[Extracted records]

________________________________________

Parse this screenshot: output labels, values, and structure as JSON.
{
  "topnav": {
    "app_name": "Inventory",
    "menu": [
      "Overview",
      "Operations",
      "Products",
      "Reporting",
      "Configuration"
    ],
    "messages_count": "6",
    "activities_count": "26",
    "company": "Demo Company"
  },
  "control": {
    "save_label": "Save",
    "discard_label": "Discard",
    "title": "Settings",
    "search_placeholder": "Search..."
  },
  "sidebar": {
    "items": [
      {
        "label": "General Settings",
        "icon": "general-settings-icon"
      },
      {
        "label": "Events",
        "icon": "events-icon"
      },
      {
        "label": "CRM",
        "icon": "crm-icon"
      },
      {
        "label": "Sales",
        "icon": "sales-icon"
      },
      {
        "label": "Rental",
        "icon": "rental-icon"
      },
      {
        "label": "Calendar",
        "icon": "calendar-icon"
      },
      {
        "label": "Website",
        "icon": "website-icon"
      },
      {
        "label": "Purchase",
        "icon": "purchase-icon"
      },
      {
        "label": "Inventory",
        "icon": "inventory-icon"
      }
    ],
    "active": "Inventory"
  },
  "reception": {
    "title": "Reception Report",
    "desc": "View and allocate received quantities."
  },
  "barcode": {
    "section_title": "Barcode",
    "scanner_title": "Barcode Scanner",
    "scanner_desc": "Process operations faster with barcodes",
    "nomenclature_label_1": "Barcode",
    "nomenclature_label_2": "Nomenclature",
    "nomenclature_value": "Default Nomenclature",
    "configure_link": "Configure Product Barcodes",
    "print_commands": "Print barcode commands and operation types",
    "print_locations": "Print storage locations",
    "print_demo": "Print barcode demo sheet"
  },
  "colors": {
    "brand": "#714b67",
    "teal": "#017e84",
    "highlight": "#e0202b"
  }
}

________________________________________

Aim -
Show every line above in which the word "Print" occurs.

Answer to the task -
    "print_commands": "Print barcode commands and operation types",
    "print_locations": "Print storage locations",
    "print_demo": "Print barcode demo sheet"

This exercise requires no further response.